◆ **Collected data entries**
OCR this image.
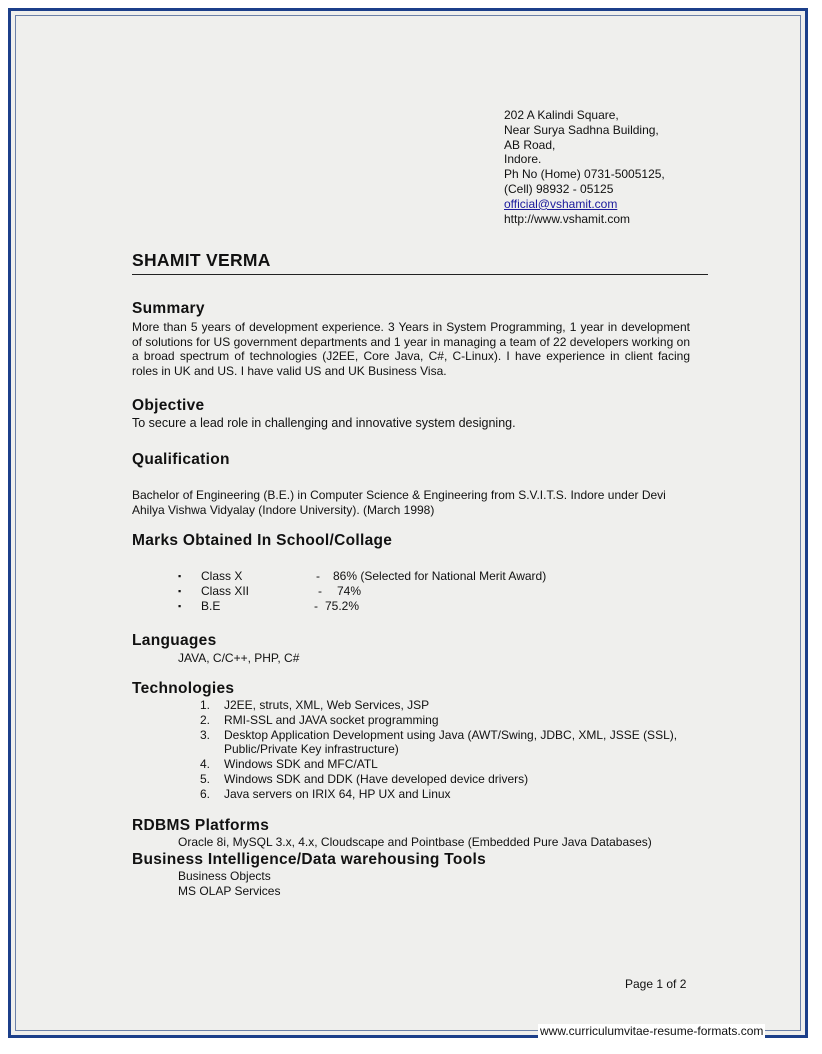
202 A Kalindi Square,
Near Surya Sadhna Building,
AB Road,
Indore.
Ph No (Home) 0731-5005125,
(Cell) 98932 - 05125
official@vshamit.com
http://www.vshamit.com
SHAMIT VERMA
Summary
More than 5 years of development experience. 3 Years in System Programming, 1 year in development of solutions for US government departments and 1 year in managing a team of 22 developers working on a broad spectrum of technologies (J2EE, Core Java, C#, C-Linux). I have experience in client facing roles in UK and US. I have valid US and UK Business Visa.
Objective
To secure a lead role in challenging and innovative system designing.
Qualification
Bachelor of Engineering (B.E.) in Computer Science & Engineering from S.V.I.T.S. Indore under Devi Ahilya Vishwa Vidyalay (Indore University). (March 1998)
Marks Obtained In School/Collage
▪ Class X	- 86% (Selected for National Merit Award)
▪ Class XII	- 74%
▪ B.E	- 75.2%
Languages
JAVA, C/C++, PHP, C#
Technologies
1. J2EE, struts, XML, Web Services, JSP
2. RMI-SSL and JAVA socket programming
3. Desktop Application Development using Java (AWT/Swing, JDBC, XML, JSSE (SSL), Public/Private Key infrastructure)
4. Windows SDK and MFC/ATL
5. Windows SDK and DDK (Have developed device drivers)
6. Java servers on IRIX 64, HP UX and Linux
RDBMS Platforms
Oracle 8i, MySQL 3.x, 4.x, Cloudscape and Pointbase (Embedded Pure Java Databases)
Business Intelligence/Data warehousing Tools
Business Objects
MS OLAP Services
Page 1 of 2
www.curriculumvitae-resume-formats.com
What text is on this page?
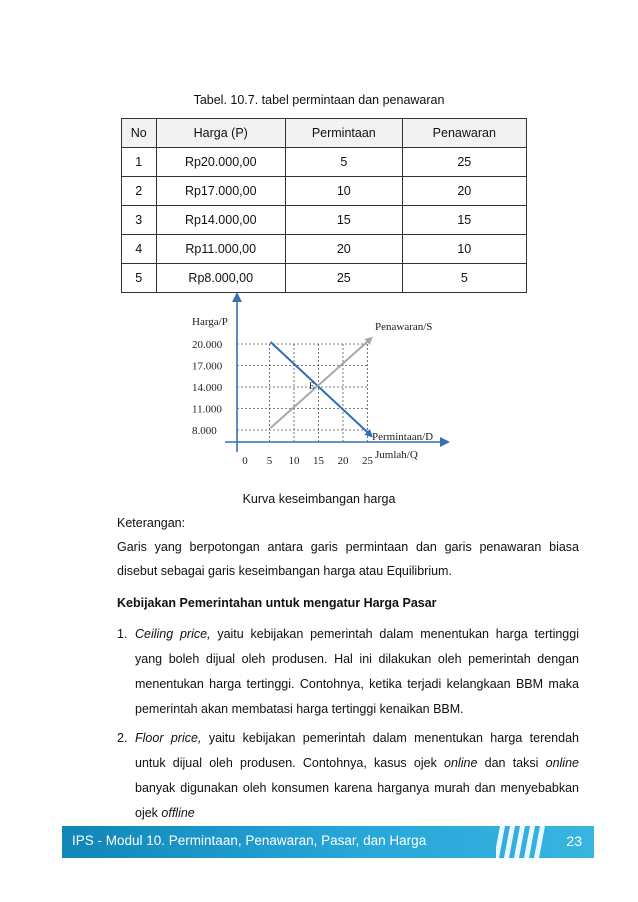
Tabel. 10.7. tabel permintaan dan penawaran
No	Harga (P)	Permintaan	Penawaran
1	Rp20.000,00	5	25
2	Rp17.000,00	10	20
3	Rp14.000,00	15	15
4	Rp11.000,00	20	10
5	Rp8.000,00	25	5
20.000
17.000
14.000
11.000
8.000
0 5 10 15 20 25
Harga/P
Jumlah/Q
Penawaran/S
Permintaan/D
E
Kurva keseimbangan harga
Keterangan:
Garis yang berpotongan antara garis permintaan dan garis penawaran biasa disebut sebagai garis keseimbangan harga atau Equilibrium.
Kebijakan Pemerintahan untuk mengatur Harga Pasar
1. Ceiling price, yaitu kebijakan pemerintah dalam menentukan harga tertinggi yang boleh dijual oleh produsen. Hal ini dilakukan oleh pemerintah dengan menentukan harga tertinggi. Contohnya, ketika terjadi kelangkaan BBM maka pemerintah akan membatasi harga tertinggi kenaikan BBM.
2. Floor price, yaitu kebijakan pemerintah dalam menentukan harga terendah untuk dijual oleh produsen. Contohnya, kasus ojek online dan taksi online banyak digunakan oleh konsumen karena harganya murah dan menyebabkan ojek offline
IPS - Modul 10. Permintaan, Penawaran, Pasar, dan Harga	23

◆ **SHORT PROBLEM**
Check the data for the word "Services" and pull out the lines that have it.

◆ **ANSWER TO THIS TASK**
1. J2EE, struts, XML, Web Services, JSP
MS OLAP Services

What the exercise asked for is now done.